Records:
********
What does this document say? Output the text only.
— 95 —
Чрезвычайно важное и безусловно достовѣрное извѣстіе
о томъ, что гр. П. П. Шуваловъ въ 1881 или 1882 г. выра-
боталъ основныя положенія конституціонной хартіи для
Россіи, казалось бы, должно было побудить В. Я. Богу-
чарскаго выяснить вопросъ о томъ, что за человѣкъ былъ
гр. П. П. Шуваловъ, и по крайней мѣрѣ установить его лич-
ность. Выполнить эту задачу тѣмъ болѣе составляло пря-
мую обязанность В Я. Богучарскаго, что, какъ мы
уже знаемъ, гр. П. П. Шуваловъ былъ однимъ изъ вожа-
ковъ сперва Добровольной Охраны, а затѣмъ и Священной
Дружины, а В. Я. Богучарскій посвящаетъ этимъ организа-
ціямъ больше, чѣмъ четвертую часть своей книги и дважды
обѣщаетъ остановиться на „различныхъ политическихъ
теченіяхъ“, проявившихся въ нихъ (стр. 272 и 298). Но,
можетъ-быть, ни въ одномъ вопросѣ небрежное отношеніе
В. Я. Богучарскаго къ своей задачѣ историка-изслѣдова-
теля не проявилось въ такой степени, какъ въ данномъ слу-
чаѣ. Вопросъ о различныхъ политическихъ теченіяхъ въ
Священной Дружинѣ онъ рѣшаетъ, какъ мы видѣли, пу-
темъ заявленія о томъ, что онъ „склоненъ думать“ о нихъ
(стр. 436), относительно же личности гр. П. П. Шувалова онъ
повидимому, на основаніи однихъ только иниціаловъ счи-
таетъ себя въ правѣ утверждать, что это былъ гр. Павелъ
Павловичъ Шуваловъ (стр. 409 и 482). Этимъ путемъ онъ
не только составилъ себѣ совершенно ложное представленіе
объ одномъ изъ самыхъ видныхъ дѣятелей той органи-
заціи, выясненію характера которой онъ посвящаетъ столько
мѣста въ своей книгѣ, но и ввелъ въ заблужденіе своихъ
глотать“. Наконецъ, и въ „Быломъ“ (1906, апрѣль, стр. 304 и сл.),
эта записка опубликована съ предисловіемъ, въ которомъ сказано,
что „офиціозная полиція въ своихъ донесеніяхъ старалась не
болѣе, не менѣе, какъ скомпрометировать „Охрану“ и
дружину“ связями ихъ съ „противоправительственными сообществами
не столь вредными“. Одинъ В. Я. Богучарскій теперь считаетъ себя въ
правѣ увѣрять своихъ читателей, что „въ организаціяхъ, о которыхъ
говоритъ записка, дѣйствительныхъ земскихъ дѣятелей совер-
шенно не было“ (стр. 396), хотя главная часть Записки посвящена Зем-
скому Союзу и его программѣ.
********
Copy each line that holds the word "теченіяхъ".

теченіяхъ“, проявившихся въ нихъ (стр. 272 и 298). Но,
чаѣ. Вопросъ о различныхъ политическихъ теченіяхъ въ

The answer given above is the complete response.